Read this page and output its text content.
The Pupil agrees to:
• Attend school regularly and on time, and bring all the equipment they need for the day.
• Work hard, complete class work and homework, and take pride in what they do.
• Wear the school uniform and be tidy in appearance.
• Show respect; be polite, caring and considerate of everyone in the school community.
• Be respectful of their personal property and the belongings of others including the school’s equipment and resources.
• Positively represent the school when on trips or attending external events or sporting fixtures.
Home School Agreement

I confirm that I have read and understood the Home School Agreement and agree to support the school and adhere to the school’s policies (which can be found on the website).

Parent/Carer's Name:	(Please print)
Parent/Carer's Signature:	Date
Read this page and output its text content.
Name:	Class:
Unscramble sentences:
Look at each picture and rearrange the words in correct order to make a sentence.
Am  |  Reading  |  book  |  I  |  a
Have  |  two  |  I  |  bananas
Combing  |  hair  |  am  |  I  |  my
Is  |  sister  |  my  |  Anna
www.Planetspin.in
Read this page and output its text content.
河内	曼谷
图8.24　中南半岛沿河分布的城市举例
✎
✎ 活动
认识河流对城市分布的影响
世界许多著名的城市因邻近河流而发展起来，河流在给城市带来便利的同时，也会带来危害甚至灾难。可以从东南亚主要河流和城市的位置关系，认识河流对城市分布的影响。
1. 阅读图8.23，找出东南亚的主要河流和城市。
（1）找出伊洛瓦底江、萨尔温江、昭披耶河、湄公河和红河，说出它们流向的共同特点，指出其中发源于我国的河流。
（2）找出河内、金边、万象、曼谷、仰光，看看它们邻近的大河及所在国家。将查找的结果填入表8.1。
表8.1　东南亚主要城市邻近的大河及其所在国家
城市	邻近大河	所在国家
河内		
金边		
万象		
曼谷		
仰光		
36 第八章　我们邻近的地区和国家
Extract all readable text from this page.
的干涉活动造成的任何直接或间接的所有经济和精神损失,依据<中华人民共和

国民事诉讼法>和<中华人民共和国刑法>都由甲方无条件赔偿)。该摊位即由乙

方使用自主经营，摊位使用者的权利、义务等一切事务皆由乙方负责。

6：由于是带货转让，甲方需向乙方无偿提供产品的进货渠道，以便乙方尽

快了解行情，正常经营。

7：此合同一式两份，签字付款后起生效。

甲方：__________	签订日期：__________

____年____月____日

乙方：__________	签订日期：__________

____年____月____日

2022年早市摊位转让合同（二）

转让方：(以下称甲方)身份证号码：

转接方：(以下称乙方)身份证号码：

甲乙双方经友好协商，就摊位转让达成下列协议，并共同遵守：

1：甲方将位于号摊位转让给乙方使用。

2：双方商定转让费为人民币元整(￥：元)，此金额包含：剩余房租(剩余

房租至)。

■ **Task directions**:
Write every entry out again exactly.

■ **Written solution**:
Read this page and output its text content.
The Pupil agrees to:
• Attend school regularly and on time, and bring all the equipment they need for the day.
• Work hard, complete class work and homework, and take pride in what they do.
• Wear the school uniform and be tidy in appearance.
• Show respect; be polite, caring and considerate of everyone in the school community.
• Be respectful of their personal property and the belongings of others including the school’s equipment and resources.
• Positively represent the school when on trips or attending external events or sporting fixtures.
Home School Agreement

I confirm that I have read and understood the Home School Agreement and agree to support the school and adhere to the school’s policies (which can be found on the website).

Parent/Carer's Name:	(Please print)
Parent/Carer's Signature:	Date
Read this page and output its text content.
Name:	Class:
Unscramble sentences:
Look at each picture and rearrange the words in correct order to make a sentence.
Am  |  Reading  |  book  |  I  |  a
Have  |  two  |  I  |  bananas
Combing  |  hair  |  am  |  I  |  my
Is  |  sister  |  my  |  Anna
www.Planetspin.in
Read this page and output its text content.
河内	曼谷
图8.24　中南半岛沿河分布的城市举例
✎
✎ 活动
认识河流对城市分布的影响
世界许多著名的城市因邻近河流而发展起来，河流在给城市带来便利的同时，也会带来危害甚至灾难。可以从东南亚主要河流和城市的位置关系，认识河流对城市分布的影响。
1. 阅读图8.23，找出东南亚的主要河流和城市。
（1）找出伊洛瓦底江、萨尔温江、昭披耶河、湄公河和红河，说出它们流向的共同特点，指出其中发源于我国的河流。
（2）找出河内、金边、万象、曼谷、仰光，看看它们邻近的大河及所在国家。将查找的结果填入表8.1。
表8.1　东南亚主要城市邻近的大河及其所在国家
城市	邻近大河	所在国家
河内		
金边		
万象		
曼谷		
仰光		
36 第八章　我们邻近的地区和国家
Extract all readable text from this page.
的干涉活动造成的任何直接或间接的所有经济和精神损失,依据<中华人民共和

国民事诉讼法>和<中华人民共和国刑法>都由甲方无条件赔偿)。该摊位即由乙

方使用自主经营，摊位使用者的权利、义务等一切事务皆由乙方负责。

6：由于是带货转让，甲方需向乙方无偿提供产品的进货渠道，以便乙方尽

快了解行情，正常经营。

7：此合同一式两份，签字付款后起生效。

甲方：__________	签订日期：__________

____年____月____日

乙方：__________	签订日期：__________

____年____月____日

2022年早市摊位转让合同（二）

转让方：(以下称甲方)身份证号码：

转接方：(以下称乙方)身份证号码：

甲乙双方经友好协商，就摊位转让达成下列协议，并共同遵守：

1：甲方将位于号摊位转让给乙方使用。

2：双方商定转让费为人民币元整(￥：元)，此金额包含：剩余房租(剩余

房租至)。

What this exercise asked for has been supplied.